▶ Task brief
Below is a listing to transcribe in full and exactly; keep the pictures out.

▶ Exercise data

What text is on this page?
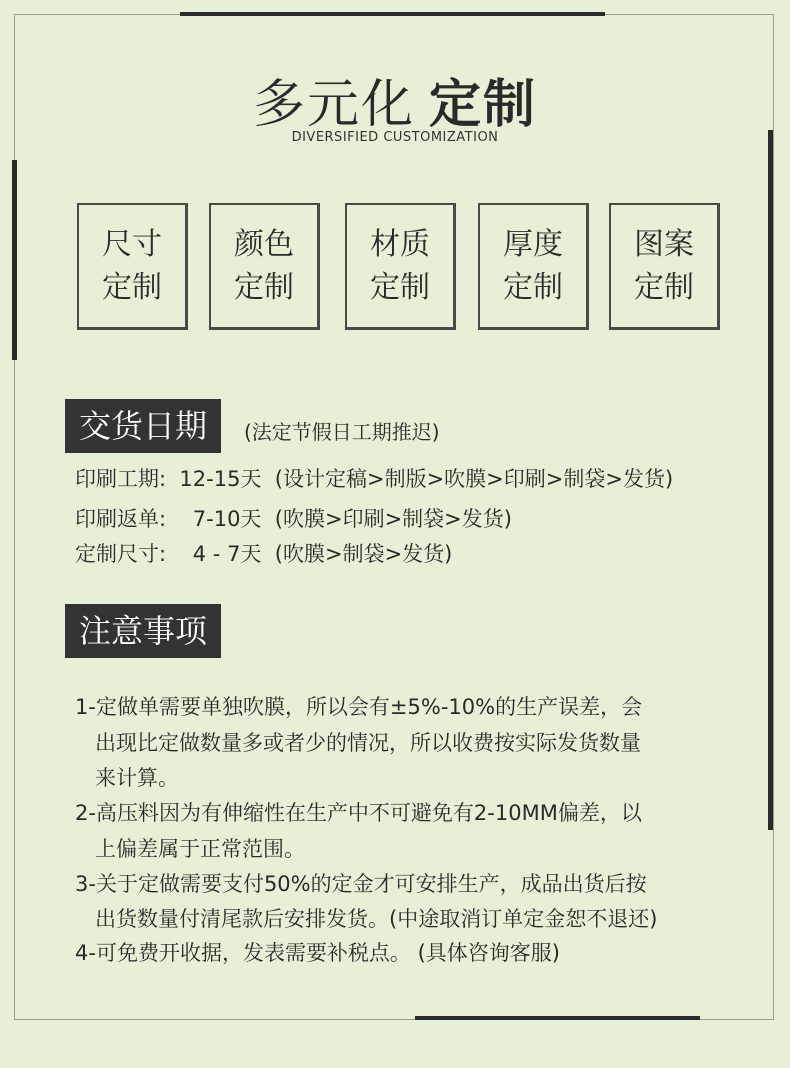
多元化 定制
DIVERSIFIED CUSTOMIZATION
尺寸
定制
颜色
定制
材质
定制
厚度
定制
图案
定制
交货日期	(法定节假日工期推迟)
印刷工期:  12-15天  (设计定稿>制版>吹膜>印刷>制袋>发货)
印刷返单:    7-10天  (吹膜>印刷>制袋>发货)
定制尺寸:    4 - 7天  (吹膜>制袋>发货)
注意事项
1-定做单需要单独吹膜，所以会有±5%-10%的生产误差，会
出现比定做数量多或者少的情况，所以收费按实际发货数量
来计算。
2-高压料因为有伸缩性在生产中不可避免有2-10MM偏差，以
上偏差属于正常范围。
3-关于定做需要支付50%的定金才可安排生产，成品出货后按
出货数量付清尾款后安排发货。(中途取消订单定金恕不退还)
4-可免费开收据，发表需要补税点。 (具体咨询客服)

▶ Response to this task
What text is on this page?
多元化 定制
DIVERSIFIED CUSTOMIZATION
尺寸
定制
颜色
定制
材质
定制
厚度
定制
图案
定制
交货日期	(法定节假日工期推迟)
印刷工期:  12-15天  (设计定稿>制版>吹膜>印刷>制袋>发货)
印刷返单:    7-10天  (吹膜>印刷>制袋>发货)
定制尺寸:    4 - 7天  (吹膜>制袋>发货)
注意事项
1-定做单需要单独吹膜，所以会有±5%-10%的生产误差，会
出现比定做数量多或者少的情况，所以收费按实际发货数量
来计算。
2-高压料因为有伸缩性在生产中不可避免有2-10MM偏差，以
上偏差属于正常范围。
3-关于定做需要支付50%的定金才可安排生产，成品出货后按
出货数量付清尾款后安排发货。(中途取消订单定金恕不退还)
4-可免费开收据，发表需要补税点。 (具体咨询客服)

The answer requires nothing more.